Please copy the records below, replacing every "TBP contact" with "TBP relay" and changing nothing else, and omit the pictures from your copy.

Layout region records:
|---|
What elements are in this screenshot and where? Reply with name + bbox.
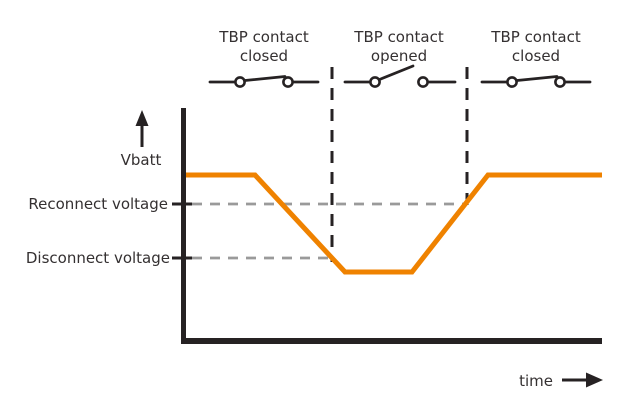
vbatt-arrow-up-icon [135, 110, 149, 126]
phase-boundaries [330, 67, 469, 262]
x-axis-annotation: time [519, 372, 603, 390]
reconnect-voltage-label: Reconnect voltage [28, 195, 168, 213]
phase-1-label-line1: TBP contact [218, 28, 309, 46]
phase-1-label-line2: closed [240, 47, 288, 65]
switch-closed-icon [480, 75, 592, 88]
phase-2-label-line1: TBP contact [353, 28, 444, 46]
voltage-level-lines [172, 202, 466, 260]
vbatt-axis-label: Vbatt [121, 151, 162, 169]
switch-closed-icon [208, 75, 320, 88]
time-arrow-right-icon [586, 372, 603, 388]
phase-3-label-line1: TBP contact [490, 28, 581, 46]
time-axis-label: time [519, 372, 553, 390]
phase-3-label-line2: closed [512, 47, 560, 65]
y-axis-annotation: Vbatt [121, 110, 162, 169]
vbatt-curve [186, 172, 602, 275]
axes [181, 108, 602, 344]
disconnect-voltage-label: Disconnect voltage [26, 249, 170, 267]
switch-opened-icon [343, 64, 457, 88]
phase-2-label-line2: opened [371, 47, 427, 65]
switch-symbols [208, 64, 592, 88]
phase-labels: TBP contact closed TBP contact opened TB… [218, 28, 581, 65]
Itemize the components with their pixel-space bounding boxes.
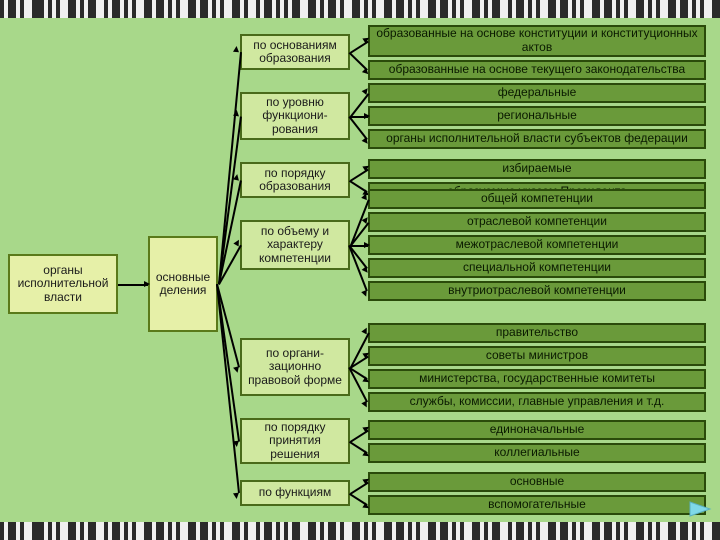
|---|
**Written answer:**
What elements are in this screenshot and where? Reply with name + bbox.
vbatt-arrow-up-icon [135, 110, 149, 126]
phase-boundaries [330, 67, 469, 262]
x-axis-annotation: time [519, 372, 603, 390]
reconnect-voltage-label: Reconnect voltage [28, 195, 168, 213]
phase-1-label-line1: TBP relay [218, 28, 309, 46]
phase-1-label-line2: closed [240, 47, 288, 65]
switch-closed-icon [480, 75, 592, 88]
phase-2-label-line1: TBP relay [353, 28, 444, 46]
voltage-level-lines [172, 202, 466, 260]
vbatt-axis-label: Vbatt [121, 151, 162, 169]
switch-closed-icon [208, 75, 320, 88]
time-arrow-right-icon [586, 372, 603, 388]
phase-3-label-line1: TBP relay [490, 28, 581, 46]
time-axis-label: time [519, 372, 553, 390]
phase-3-label-line2: closed [512, 47, 560, 65]
y-axis-annotation: Vbatt [121, 110, 162, 169]
vbatt-curve [186, 172, 602, 275]
axes [181, 108, 602, 344]
disconnect-voltage-label: Disconnect voltage [26, 249, 170, 267]
switch-opened-icon [343, 64, 457, 88]
phase-2-label-line2: opened [371, 47, 427, 65]
switch-symbols [208, 64, 592, 88]
phase-labels: TBP relay closed TBP relay opened TB… [218, 28, 581, 65]
Itemize the components with their pixel-space bounding boxes.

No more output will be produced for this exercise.